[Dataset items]
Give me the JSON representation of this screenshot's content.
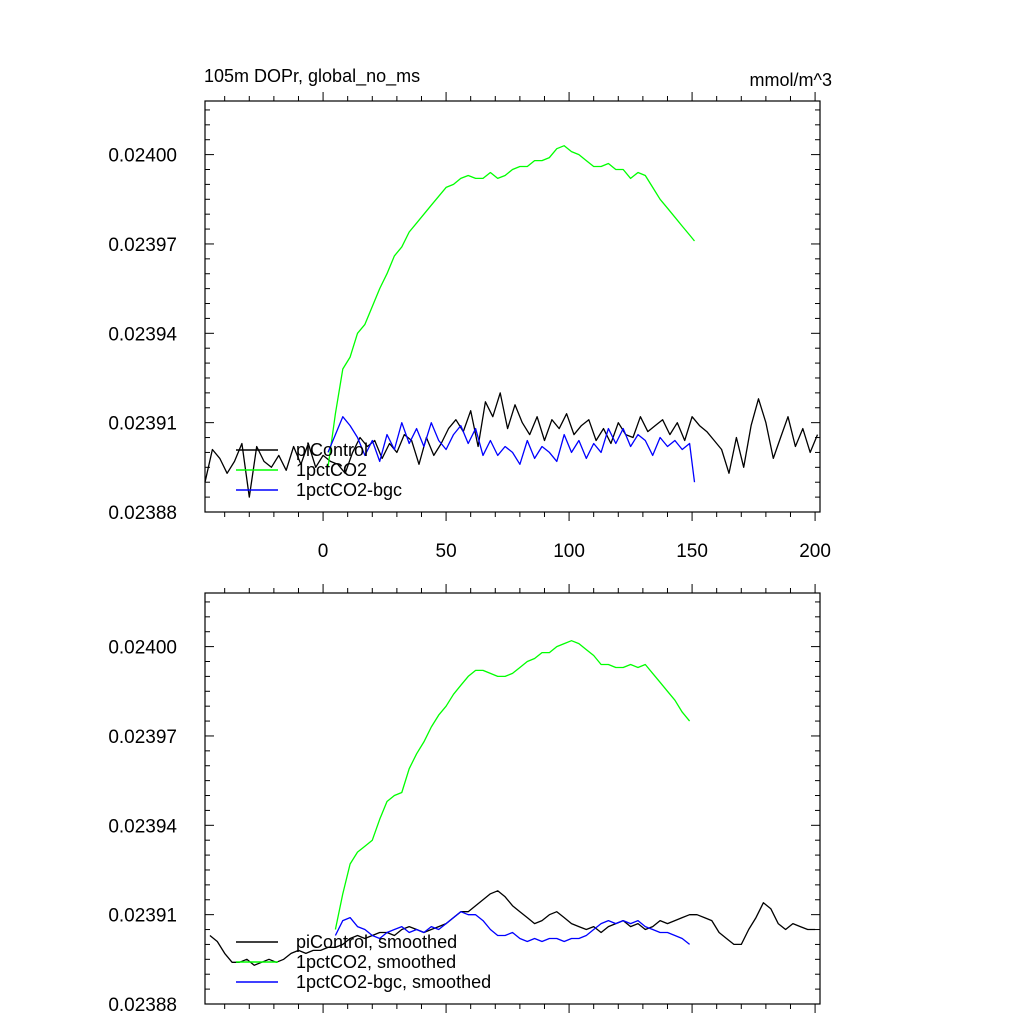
{
  "chart_data": [
    {
      "type": "line",
      "title": "105m DOPr, global_no_ms",
      "units": "mmol/m^3",
      "xlim": [
        -48,
        202
      ],
      "ylim": [
        0.02388,
        0.024018
      ],
      "xticks": [
        0,
        50,
        100,
        150,
        200
      ],
      "xtick_labels": [
        "0",
        "50",
        "100",
        "150",
        "200"
      ],
      "yticks": [
        0.02388,
        0.02391,
        0.02394,
        0.02397,
        0.024
      ],
      "ytick_labels": [
        "0.02388",
        "0.02391",
        "0.02394",
        "0.02397",
        "0.02400"
      ],
      "legend_position": "bottom-left",
      "series": [
        {
          "name": "piControl",
          "color": "#000000",
          "x": [
            -48,
            -45,
            -42,
            -39,
            -36,
            -33,
            -30,
            -27,
            -24,
            -21,
            -18,
            -15,
            -12,
            -9,
            -6,
            -3,
            0,
            3,
            6,
            9,
            12,
            15,
            18,
            21,
            24,
            27,
            30,
            33,
            36,
            39,
            42,
            45,
            48,
            51,
            54,
            57,
            60,
            63,
            66,
            69,
            72,
            75,
            78,
            81,
            84,
            87,
            90,
            93,
            96,
            99,
            102,
            105,
            108,
            111,
            114,
            117,
            120,
            123,
            126,
            129,
            132,
            135,
            138,
            141,
            144,
            147,
            150,
            153,
            156,
            159,
            162,
            165,
            168,
            171,
            174,
            177,
            180,
            183,
            186,
            189,
            192,
            195,
            198,
            201
          ],
          "y": [
            0.02389,
            0.023901,
            0.023898,
            0.023893,
            0.023897,
            0.023903,
            0.023885,
            0.023902,
            0.023897,
            0.023895,
            0.023899,
            0.023894,
            0.023902,
            0.023896,
            0.023903,
            0.023895,
            0.023899,
            0.023897,
            0.023896,
            0.023893,
            0.0239,
            0.023905,
            0.023902,
            0.023904,
            0.023898,
            0.023903,
            0.0239,
            0.023906,
            0.023904,
            0.023896,
            0.023905,
            0.023899,
            0.023903,
            0.023908,
            0.023911,
            0.023907,
            0.023914,
            0.023902,
            0.023917,
            0.023912,
            0.02392,
            0.023908,
            0.023916,
            0.02391,
            0.023906,
            0.023912,
            0.023904,
            0.023911,
            0.023908,
            0.023913,
            0.023906,
            0.023909,
            0.023911,
            0.023904,
            0.023908,
            0.023903,
            0.02391,
            0.023906,
            0.023905,
            0.023912,
            0.023907,
            0.023909,
            0.023911,
            0.023906,
            0.02391,
            0.023904,
            0.023912,
            0.023909,
            0.023907,
            0.023904,
            0.023901,
            0.023893,
            0.023905,
            0.023895,
            0.023909,
            0.023918,
            0.02391,
            0.023898,
            0.023905,
            0.023912,
            0.023902,
            0.023908,
            0.0239,
            0.023906
          ]
        },
        {
          "name": "1pctCO2",
          "color": "#00ff00",
          "x": [
            2,
            5,
            8,
            11,
            14,
            17,
            20,
            23,
            26,
            29,
            32,
            35,
            38,
            41,
            44,
            47,
            50,
            53,
            56,
            59,
            62,
            65,
            68,
            71,
            74,
            77,
            80,
            83,
            86,
            89,
            92,
            95,
            98,
            101,
            104,
            107,
            110,
            113,
            116,
            119,
            122,
            125,
            128,
            131,
            134,
            137,
            140,
            143,
            146,
            149,
            151
          ],
          "y": [
            0.023895,
            0.023913,
            0.023928,
            0.023932,
            0.02394,
            0.023943,
            0.023949,
            0.023955,
            0.02396,
            0.023966,
            0.023969,
            0.023974,
            0.023977,
            0.02398,
            0.023983,
            0.023986,
            0.023989,
            0.02399,
            0.023992,
            0.023993,
            0.023992,
            0.023992,
            0.023994,
            0.023992,
            0.023993,
            0.023995,
            0.023996,
            0.023996,
            0.023998,
            0.023998,
            0.023999,
            0.024002,
            0.024003,
            0.024001,
            0.024,
            0.023998,
            0.023996,
            0.023996,
            0.023997,
            0.023995,
            0.023995,
            0.023992,
            0.023994,
            0.023993,
            0.023989,
            0.023985,
            0.023982,
            0.023979,
            0.023976,
            0.023973,
            0.023971
          ]
        },
        {
          "name": "1pctCO2-bgc",
          "color": "#0000ff",
          "x": [
            2,
            5,
            8,
            11,
            14,
            17,
            20,
            23,
            26,
            29,
            32,
            35,
            38,
            41,
            44,
            47,
            50,
            53,
            56,
            59,
            62,
            65,
            68,
            71,
            74,
            77,
            80,
            83,
            86,
            89,
            92,
            95,
            98,
            101,
            104,
            107,
            110,
            113,
            116,
            119,
            122,
            125,
            128,
            131,
            134,
            137,
            140,
            143,
            146,
            149,
            151
          ],
          "y": [
            0.0239,
            0.023906,
            0.023912,
            0.023909,
            0.023905,
            0.023899,
            0.023904,
            0.023897,
            0.023906,
            0.023901,
            0.02391,
            0.023903,
            0.023908,
            0.023902,
            0.02391,
            0.023904,
            0.023901,
            0.023906,
            0.023909,
            0.023903,
            0.023908,
            0.023899,
            0.023904,
            0.023899,
            0.023902,
            0.0239,
            0.023896,
            0.023904,
            0.023898,
            0.023902,
            0.0239,
            0.023897,
            0.023906,
            0.0239,
            0.023904,
            0.023898,
            0.023903,
            0.0239,
            0.023908,
            0.023903,
            0.023908,
            0.023902,
            0.023906,
            0.023904,
            0.023899,
            0.023905,
            0.023902,
            0.023904,
            0.023901,
            0.023903,
            0.02389
          ]
        }
      ]
    },
    {
      "type": "line",
      "xlim": [
        -48,
        202
      ],
      "ylim": [
        0.02388,
        0.024018
      ],
      "xticks": [
        0,
        50,
        100,
        150,
        200
      ],
      "yticks": [
        0.02388,
        0.02391,
        0.02394,
        0.02397,
        0.024
      ],
      "ytick_labels": [
        "0.02388",
        "0.02391",
        "0.02394",
        "0.02397",
        "0.02400"
      ],
      "legend_position": "bottom-left",
      "series": [
        {
          "name": "piControl, smoothed",
          "color": "#000000",
          "x": [
            -46,
            -43,
            -40,
            -37,
            -34,
            -31,
            -28,
            -25,
            -22,
            -19,
            -16,
            -13,
            -10,
            -7,
            -4,
            -1,
            2,
            5,
            8,
            11,
            14,
            17,
            20,
            23,
            26,
            29,
            32,
            35,
            38,
            41,
            44,
            47,
            50,
            53,
            56,
            59,
            62,
            65,
            68,
            71,
            74,
            77,
            80,
            83,
            86,
            89,
            92,
            95,
            98,
            101,
            104,
            107,
            110,
            113,
            116,
            119,
            122,
            125,
            128,
            131,
            134,
            137,
            140,
            143,
            146,
            149,
            152,
            155,
            158,
            161,
            164,
            167,
            170,
            173,
            176,
            179,
            182,
            185,
            188,
            191,
            194,
            197,
            200
          ],
          "y": [
            0.023903,
            0.023901,
            0.023897,
            0.023894,
            0.023894,
            0.023895,
            0.023893,
            0.023894,
            0.023895,
            0.023894,
            0.023895,
            0.023897,
            0.023898,
            0.023897,
            0.023898,
            0.023898,
            0.023899,
            0.023899,
            0.0239,
            0.023902,
            0.023903,
            0.023902,
            0.023903,
            0.023904,
            0.023904,
            0.023903,
            0.023905,
            0.023906,
            0.023905,
            0.023904,
            0.023905,
            0.023906,
            0.023907,
            0.023909,
            0.023911,
            0.023911,
            0.023913,
            0.023915,
            0.023917,
            0.023918,
            0.023916,
            0.023913,
            0.023911,
            0.023909,
            0.023907,
            0.023908,
            0.02391,
            0.023911,
            0.023909,
            0.023907,
            0.023906,
            0.023905,
            0.023906,
            0.023904,
            0.023906,
            0.023907,
            0.023908,
            0.023906,
            0.023907,
            0.023905,
            0.023906,
            0.023908,
            0.023907,
            0.023908,
            0.023909,
            0.02391,
            0.02391,
            0.023909,
            0.023908,
            0.023904,
            0.023902,
            0.0239,
            0.0239,
            0.023905,
            0.023909,
            0.023914,
            0.023912,
            0.023907,
            0.023905,
            0.023907,
            0.023906,
            0.023905,
            0.023905
          ]
        },
        {
          "name": "1pctCO2, smoothed",
          "color": "#00ff00",
          "x": [
            5,
            8,
            11,
            14,
            17,
            20,
            23,
            26,
            29,
            32,
            35,
            38,
            41,
            44,
            47,
            50,
            53,
            56,
            59,
            62,
            65,
            68,
            71,
            74,
            77,
            80,
            83,
            86,
            89,
            92,
            95,
            98,
            101,
            104,
            107,
            110,
            113,
            116,
            119,
            122,
            125,
            128,
            131,
            134,
            137,
            140,
            143,
            146,
            149
          ],
          "y": [
            0.023905,
            0.023917,
            0.023927,
            0.023931,
            0.023933,
            0.023935,
            0.023942,
            0.023948,
            0.02395,
            0.023951,
            0.023959,
            0.023964,
            0.023968,
            0.023973,
            0.023977,
            0.02398,
            0.023984,
            0.023987,
            0.02399,
            0.023992,
            0.023992,
            0.023991,
            0.02399,
            0.02399,
            0.023991,
            0.023993,
            0.023995,
            0.023996,
            0.023998,
            0.023998,
            0.024,
            0.024001,
            0.024002,
            0.024001,
            0.023999,
            0.023997,
            0.023994,
            0.023994,
            0.023993,
            0.023993,
            0.023994,
            0.023993,
            0.023994,
            0.023991,
            0.023988,
            0.023985,
            0.023982,
            0.023978,
            0.023975
          ]
        },
        {
          "name": "1pctCO2-bgc, smoothed",
          "color": "#0000ff",
          "x": [
            5,
            8,
            11,
            14,
            17,
            20,
            23,
            26,
            29,
            32,
            35,
            38,
            41,
            44,
            47,
            50,
            53,
            56,
            59,
            62,
            65,
            68,
            71,
            74,
            77,
            80,
            83,
            86,
            89,
            92,
            95,
            98,
            101,
            104,
            107,
            110,
            113,
            116,
            119,
            122,
            125,
            128,
            131,
            134,
            137,
            140,
            143,
            146,
            149
          ],
          "y": [
            0.023903,
            0.023908,
            0.023909,
            0.023906,
            0.023905,
            0.023903,
            0.023902,
            0.023904,
            0.023905,
            0.023906,
            0.023904,
            0.023905,
            0.023904,
            0.023906,
            0.023905,
            0.023907,
            0.023909,
            0.023911,
            0.02391,
            0.02391,
            0.023908,
            0.023905,
            0.023903,
            0.023903,
            0.023904,
            0.023902,
            0.023901,
            0.023902,
            0.023901,
            0.023902,
            0.023902,
            0.023901,
            0.023902,
            0.023902,
            0.023903,
            0.023905,
            0.023907,
            0.023908,
            0.023907,
            0.023908,
            0.023907,
            0.023908,
            0.023906,
            0.023905,
            0.023904,
            0.023904,
            0.023903,
            0.023902,
            0.0239
          ]
        }
      ]
    }
  ]
}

▸ **To be done**:
Extract from the material all lines containing the string "smoothed".

▸ **Solution below**:
          "name": "piControl, smoothed",
          "name": "1pctCO2, smoothed",
          "name": "1pctCO2-bgc, smoothed",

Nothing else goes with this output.